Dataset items
— begin —

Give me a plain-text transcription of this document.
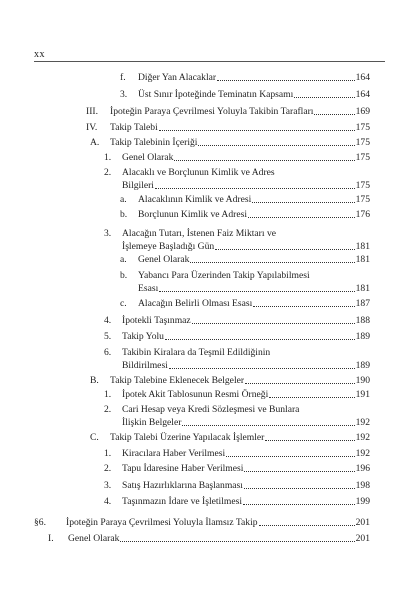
xx
f. Diğer Yan Alacaklar	164
3. Üst Sınır İpoteğinde Teminatın Kapsamı	164
III. İpoteğin Paraya Çevrilmesi Yoluyla Takibin Tarafları	169
IV. Takip Talebi	175
A. Takip Talebinin İçeriği	175
1. Genel Olarak	175
2. Alacaklı ve Borçlunun Kimlik ve Adres
Bilgileri	175
a. Alacaklının Kimlik ve Adresi	175
b. Borçlunun Kimlik ve Adresi	176
3. Alacağın Tutarı, İstenen Faiz Miktarı ve
İşlemeye Başladığı Gün	181
a. Genel Olarak	181
b. Yabancı Para Üzerinden Takip Yapılabilmesi
Esası	181
c. Alacağın Belirli Olması Esası	187
4. İpotekli Taşınmaz	188
5. Takip Yolu	189
6. Takibin Kiralara da Teşmil Edildiğinin
Bildirilmesi	189
B. Takip Talebine Eklenecek Belgeler	190
1. İpotek Akit Tablosunun Resmi Örneği	191
2. Cari Hesap veya Kredi Sözleşmesi ve Bunlara
İlişkin Belgeler	192
C. Takip Talebi Üzerine Yapılacak İşlemler	192
1. Kiracılara Haber Verilmesi	192
2. Tapu İdaresine Haber Verilmesi	196
3. Satış Hazırlıklarına Başlanması	198
4. Taşınmazın İdare ve İşletilmesi	199
§6. İpoteğin Paraya Çevrilmesi Yoluyla İlamsız Takip	201
I. Genel Olarak	201
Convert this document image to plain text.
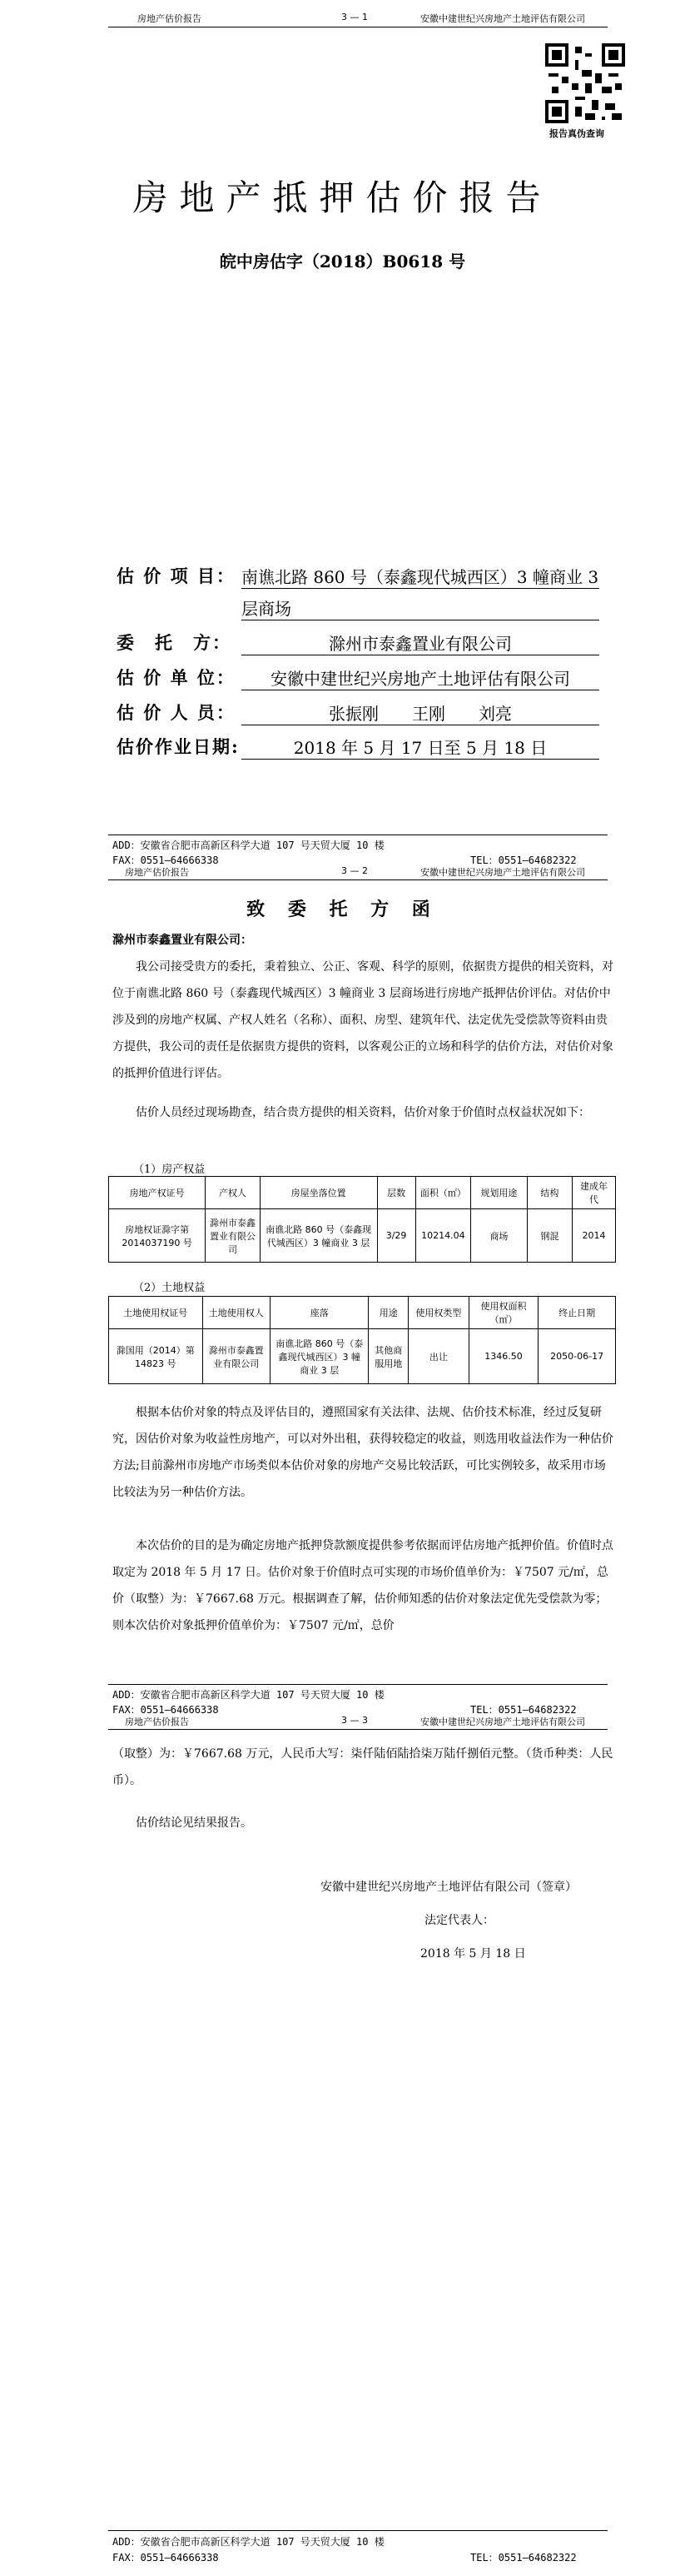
房地产估价报告	3 — 1	安徽中建世纪兴房地产土地评估有限公司
报告真伪查询
房地产抵押估价报告
皖中房估字（2018）B0618 号
估 价 项 目： 南谯北路 860 号（泰鑫现代城西区）3 幢商业 3
层商场
委　托　方：	滁州市泰鑫置业有限公司
估 价 单 位：	安徽中建世纪兴房地产土地评估有限公司
估 价 人 员：	张振刚　　王刚　　刘亮
估价作业日期:	2018 年 5 月 17 日至 5 月 18 日
ADD：安徽省合肥市高新区科学大道 107 号天贸大厦 10 楼
FAX：0551—64666338	TEL：0551—64682322
房地产估价报告	3 — 2	安徽中建世纪兴房地产土地评估有限公司
致 委 托 方 函
滁州市泰鑫置业有限公司：
我公司接受贵方的委托，秉着独立、公正、客观、科学的原则，依据贵方提供的相关资料，对位于南谯北路 860 号（泰鑫现代城西区）3 幢商业 3 层商场进行房地产抵押估价评估。对估价中涉及到的房地产权属、产权人姓名（名称）、面积、房型、建筑年代、法定优先受偿款等资料由贵方提供，我公司的责任是依据贵方提供的资料，以客观公正的立场和科学的估价方法，对估价对象的抵押价值进行评估。
估价人员经过现场勘查，结合贵方提供的相关资料，估价对象于价值时点权益状况如下：
（1）房产权益
房地产权证号	产权人	房屋坐落位置	层数	面积（㎡）	规划用途	结构	建成年代
房地权证滁字第 2014037190 号	滁州市泰鑫置业有限公司	南谯北路 860 号（泰鑫现代城西区）3 幢商业 3 层	3/29	10214.04	商场	钢混	2014
（2）土地权益
土地使用权证号	土地使用权人	座落	用途	使用权类型	使用权面积（㎡）	终止日期
滁国用（2014）第 14823 号	滁州市泰鑫置业有限公司	南谯北路 860 号（泰鑫现代城西区）3 幢商业 3 层	其他商服用地	出让	1346.50	2050-06-17
根据本估价对象的特点及评估目的，遵照国家有关法律、法规、估价技术标准，经过反复研究，因估价对象为收益性房地产，可以对外出租，获得较稳定的收益，则选用收益法作为一种估价方法;目前滁州市房地产市场类似本估价对象的房地产交易比较活跃，可比实例较多，故采用市场比较法为另一种估价方法。
本次估价的目的是为确定房地产抵押贷款额度提供参考依据而评估房地产抵押价值。价值时点取定为 2018 年 5 月 17 日。估价对象于价值时点可实现的市场价值单价为：￥7507 元/㎡，总价（取整）为：￥7667.68 万元。根据调查了解，估价师知悉的估价对象法定优先受偿款为零；则本次估价对象抵押价值单价为：￥7507 元/㎡，总价
ADD：安徽省合肥市高新区科学大道 107 号天贸大厦 10 楼
FAX：0551—64666338	TEL：0551—64682322
房地产估价报告	3 — 3	安徽中建世纪兴房地产土地评估有限公司
（取整）为：￥7667.68 万元，人民币大写：柒仟陆佰陆拾柒万陆仟捌佰元整。（货币种类：人民币）。
估价结论见结果报告。
安徽中建世纪兴房地产土地评估有限公司（签章）
法定代表人：
2018 年 5 月 18 日
ADD：安徽省合肥市高新区科学大道 107 号天贸大厦 10 楼
FAX：0551—64666338	TEL：0551—64682322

— end —

• What this task involves
Work through the data and report how many of its lines hold the word "Verilmesi", giving only the figure.

• Written answer
2